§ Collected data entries
= = = =

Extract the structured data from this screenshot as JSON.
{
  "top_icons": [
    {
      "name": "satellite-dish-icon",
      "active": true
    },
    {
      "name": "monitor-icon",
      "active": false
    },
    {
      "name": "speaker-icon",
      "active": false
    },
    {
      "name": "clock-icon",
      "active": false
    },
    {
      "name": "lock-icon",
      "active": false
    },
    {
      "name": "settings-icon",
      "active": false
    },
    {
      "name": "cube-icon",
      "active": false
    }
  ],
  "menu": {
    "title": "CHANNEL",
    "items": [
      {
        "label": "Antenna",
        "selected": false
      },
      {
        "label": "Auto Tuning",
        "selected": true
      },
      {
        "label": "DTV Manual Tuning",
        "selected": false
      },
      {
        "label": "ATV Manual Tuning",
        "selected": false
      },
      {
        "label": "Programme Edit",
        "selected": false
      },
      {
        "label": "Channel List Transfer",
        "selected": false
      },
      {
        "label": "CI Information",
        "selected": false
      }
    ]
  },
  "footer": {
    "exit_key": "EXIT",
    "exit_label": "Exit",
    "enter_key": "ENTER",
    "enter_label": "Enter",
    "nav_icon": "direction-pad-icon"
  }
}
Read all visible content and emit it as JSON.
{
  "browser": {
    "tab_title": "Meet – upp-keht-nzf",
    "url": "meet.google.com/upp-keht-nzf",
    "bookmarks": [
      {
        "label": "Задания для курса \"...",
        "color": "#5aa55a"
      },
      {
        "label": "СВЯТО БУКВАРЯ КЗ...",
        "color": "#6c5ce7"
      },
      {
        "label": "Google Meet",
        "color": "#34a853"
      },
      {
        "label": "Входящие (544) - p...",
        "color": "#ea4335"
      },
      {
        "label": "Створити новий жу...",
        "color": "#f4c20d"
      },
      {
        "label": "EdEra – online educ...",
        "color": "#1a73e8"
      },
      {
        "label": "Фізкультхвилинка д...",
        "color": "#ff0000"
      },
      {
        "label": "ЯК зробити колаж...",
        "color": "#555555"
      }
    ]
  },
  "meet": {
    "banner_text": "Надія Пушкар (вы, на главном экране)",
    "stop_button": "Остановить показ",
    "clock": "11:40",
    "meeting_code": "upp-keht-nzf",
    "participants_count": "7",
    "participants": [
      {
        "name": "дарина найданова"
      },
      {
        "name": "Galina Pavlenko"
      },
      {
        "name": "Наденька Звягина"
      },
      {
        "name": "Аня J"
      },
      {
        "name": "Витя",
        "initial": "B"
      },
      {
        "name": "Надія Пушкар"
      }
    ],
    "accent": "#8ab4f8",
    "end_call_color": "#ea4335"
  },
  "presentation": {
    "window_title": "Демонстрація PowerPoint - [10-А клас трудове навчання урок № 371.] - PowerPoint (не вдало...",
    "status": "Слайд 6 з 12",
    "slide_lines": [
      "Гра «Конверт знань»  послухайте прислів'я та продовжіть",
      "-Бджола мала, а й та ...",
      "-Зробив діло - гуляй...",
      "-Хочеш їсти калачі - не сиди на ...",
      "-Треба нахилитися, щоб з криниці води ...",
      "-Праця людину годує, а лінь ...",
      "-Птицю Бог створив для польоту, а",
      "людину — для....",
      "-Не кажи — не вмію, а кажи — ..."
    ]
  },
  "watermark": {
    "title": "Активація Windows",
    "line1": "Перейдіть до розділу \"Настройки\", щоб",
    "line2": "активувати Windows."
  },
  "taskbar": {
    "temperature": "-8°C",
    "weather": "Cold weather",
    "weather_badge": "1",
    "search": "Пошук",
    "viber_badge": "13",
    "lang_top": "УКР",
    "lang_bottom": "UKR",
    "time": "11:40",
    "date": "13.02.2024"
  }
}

= = = =

§ Written task
Reproduce every line of the data verbatim.

§ Written answer
Extract the structured data from this screenshot as JSON.
{
  "top_icons": [
    {
      "name": "satellite-dish-icon",
      "active": true
    },
    {
      "name": "monitor-icon",
      "active": false
    },
    {
      "name": "speaker-icon",
      "active": false
    },
    {
      "name": "clock-icon",
      "active": false
    },
    {
      "name": "lock-icon",
      "active": false
    },
    {
      "name": "settings-icon",
      "active": false
    },
    {
      "name": "cube-icon",
      "active": false
    }
  ],
  "menu": {
    "title": "CHANNEL",
    "items": [
      {
        "label": "Antenna",
        "selected": false
      },
      {
        "label": "Auto Tuning",
        "selected": true
      },
      {
        "label": "DTV Manual Tuning",
        "selected": false
      },
      {
        "label": "ATV Manual Tuning",
        "selected": false
      },
      {
        "label": "Programme Edit",
        "selected": false
      },
      {
        "label": "Channel List Transfer",
        "selected": false
      },
      {
        "label": "CI Information",
        "selected": false
      }
    ]
  },
  "footer": {
    "exit_key": "EXIT",
    "exit_label": "Exit",
    "enter_key": "ENTER",
    "enter_label": "Enter",
    "nav_icon": "direction-pad-icon"
  }
}
Read all visible content and emit it as JSON.
{
  "browser": {
    "tab_title": "Meet – upp-keht-nzf",
    "url": "meet.google.com/upp-keht-nzf",
    "bookmarks": [
      {
        "label": "Задания для курса \"...",
        "color": "#5aa55a"
      },
      {
        "label": "СВЯТО БУКВАРЯ КЗ...",
        "color": "#6c5ce7"
      },
      {
        "label": "Google Meet",
        "color": "#34a853"
      },
      {
        "label": "Входящие (544) - p...",
        "color": "#ea4335"
      },
      {
        "label": "Створити новий жу...",
        "color": "#f4c20d"
      },
      {
        "label": "EdEra – online educ...",
        "color": "#1a73e8"
      },
      {
        "label": "Фізкультхвилинка д...",
        "color": "#ff0000"
      },
      {
        "label": "ЯК зробити колаж...",
        "color": "#555555"
      }
    ]
  },
  "meet": {
    "banner_text": "Надія Пушкар (вы, на главном экране)",
    "stop_button": "Остановить показ",
    "clock": "11:40",
    "meeting_code": "upp-keht-nzf",
    "participants_count": "7",
    "participants": [
      {
        "name": "дарина найданова"
      },
      {
        "name": "Galina Pavlenko"
      },
      {
        "name": "Наденька Звягина"
      },
      {
        "name": "Аня J"
      },
      {
        "name": "Витя",
        "initial": "B"
      },
      {
        "name": "Надія Пушкар"
      }
    ],
    "accent": "#8ab4f8",
    "end_call_color": "#ea4335"
  },
  "presentation": {
    "window_title": "Демонстрація PowerPoint - [10-А клас трудове навчання урок № 371.] - PowerPoint (не вдало...",
    "status": "Слайд 6 з 12",
    "slide_lines": [
      "Гра «Конверт знань»  послухайте прислів'я та продовжіть",
      "-Бджола мала, а й та ...",
      "-Зробив діло - гуляй...",
      "-Хочеш їсти калачі - не сиди на ...",
      "-Треба нахилитися, щоб з криниці води ...",
      "-Праця людину годує, а лінь ...",
      "-Птицю Бог створив для польоту, а",
      "людину — для....",
      "-Не кажи — не вмію, а кажи — ..."
    ]
  },
  "watermark": {
    "title": "Активація Windows",
    "line1": "Перейдіть до розділу \"Настройки\", щоб",
    "line2": "активувати Windows."
  },
  "taskbar": {
    "temperature": "-8°C",
    "weather": "Cold weather",
    "weather_badge": "1",
    "search": "Пошук",
    "viber_badge": "13",
    "lang_top": "УКР",
    "lang_bottom": "UKR",
    "time": "11:40",
    "date": "13.02.2024"
  }
}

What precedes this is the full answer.